WHAT THE TASK ASKS: Return a copy of each line that holds the string "bulbe".

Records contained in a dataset

* * * *

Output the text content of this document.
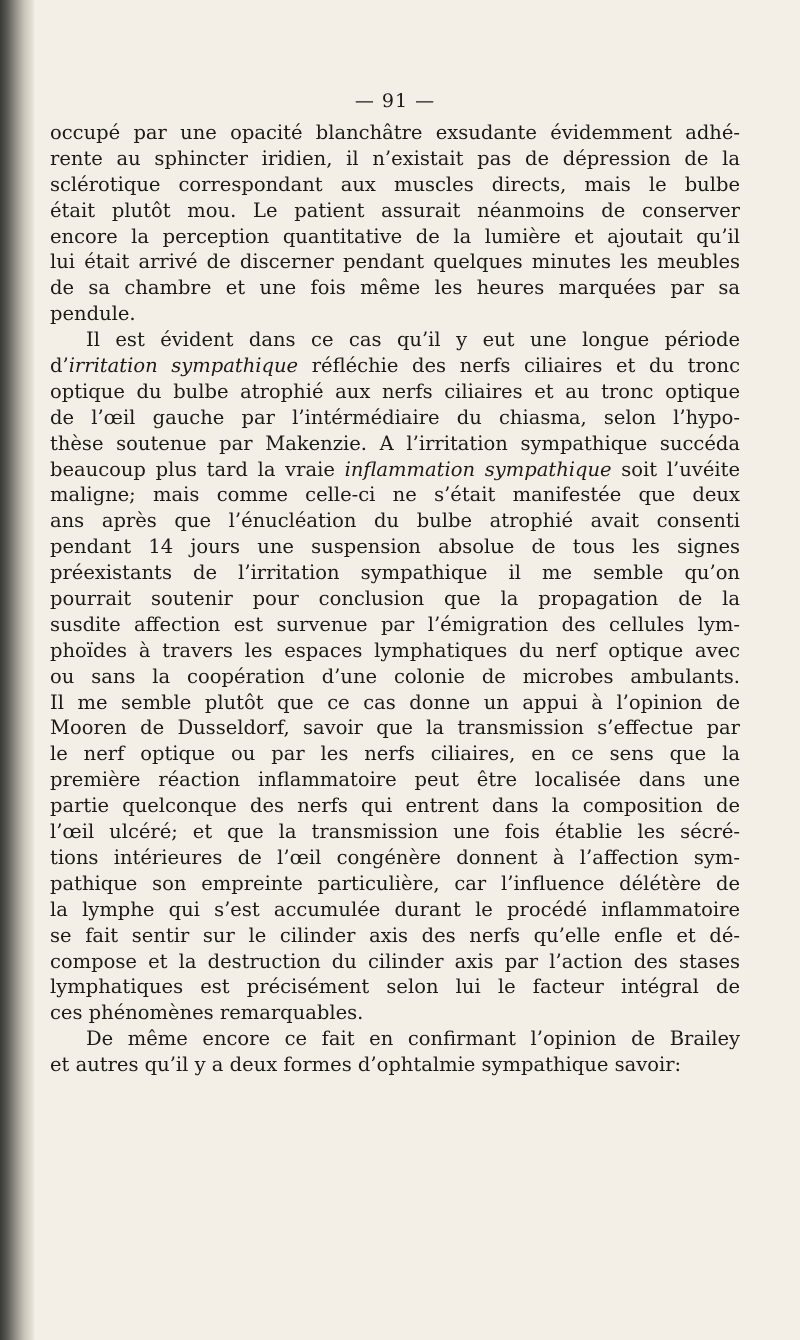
— 91 —
occupé par une opacité blanchâtre exsudante évidemment adhé-
rente au sphincter iridien, il n’existait pas de dépression de la
sclérotique correspondant aux muscles directs, mais le bulbe
était plutôt mou. Le patient assurait néanmoins de conserver
encore la perception quantitative de la lumière et ajoutait qu’il
lui était arrivé de discerner pendant quelques minutes les meubles
de sa chambre et une fois même les heures marquées par sa
pendule.
Il est évident dans ce cas qu’il y eut une longue période
d’irritation sympathique réfléchie des nerfs ciliaires et du tronc
optique du bulbe atrophié aux nerfs ciliaires et au tronc optique
de l’œil gauche par l’intérmédiaire du chiasma, selon l’hypo-
thèse soutenue par Makenzie. A l’irritation sympathique succéda
beaucoup plus tard la vraie inflammation sympathique soit l’uvéite
maligne; mais comme celle-ci ne s’était manifestée que deux
ans après que l’énucléation du bulbe atrophié avait consenti
pendant 14 jours une suspension absolue de tous les signes
préexistants de l’irritation sympathique il me semble qu’on
pourrait soutenir pour conclusion que la propagation de la
susdite affection est survenue par l’émigration des cellules lym-
phoïdes à travers les espaces lymphatiques du nerf optique avec
ou sans la coopération d’une colonie de microbes ambulants.
Il me semble plutôt que ce cas donne un appui à l’opinion de
Mooren de Dusseldorf, savoir que la transmission s’effectue par
le nerf optique ou par les nerfs ciliaires, en ce sens que la
première réaction inflammatoire peut être localisée dans une
partie quelconque des nerfs qui entrent dans la composition de
l’œil ulcéré; et que la transmission une fois établie les sécré-
tions intérieures de l’œil congénère donnent à l’affection sym-
pathique son empreinte particulière, car l’influence délétère de
la lymphe qui s’est accumulée durant le procédé inflammatoire
se fait sentir sur le cilinder axis des nerfs qu’elle enfle et dé-
compose et la destruction du cilinder axis par l’action des stases
lymphatiques est précisément selon lui le facteur intégral de
ces phénomènes remarquables.
De même encore ce fait en confirmant l’opinion de Brailey
et autres qu’il y a deux formes d’ophtalmie sympathique savoir:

* * * *

THE COMPLETED TASK:
sclérotique correspondant aux muscles directs, mais le bulbe
optique du bulbe atrophié aux nerfs ciliaires et au tronc optique
ans après que l’énucléation du bulbe atrophié avait consenti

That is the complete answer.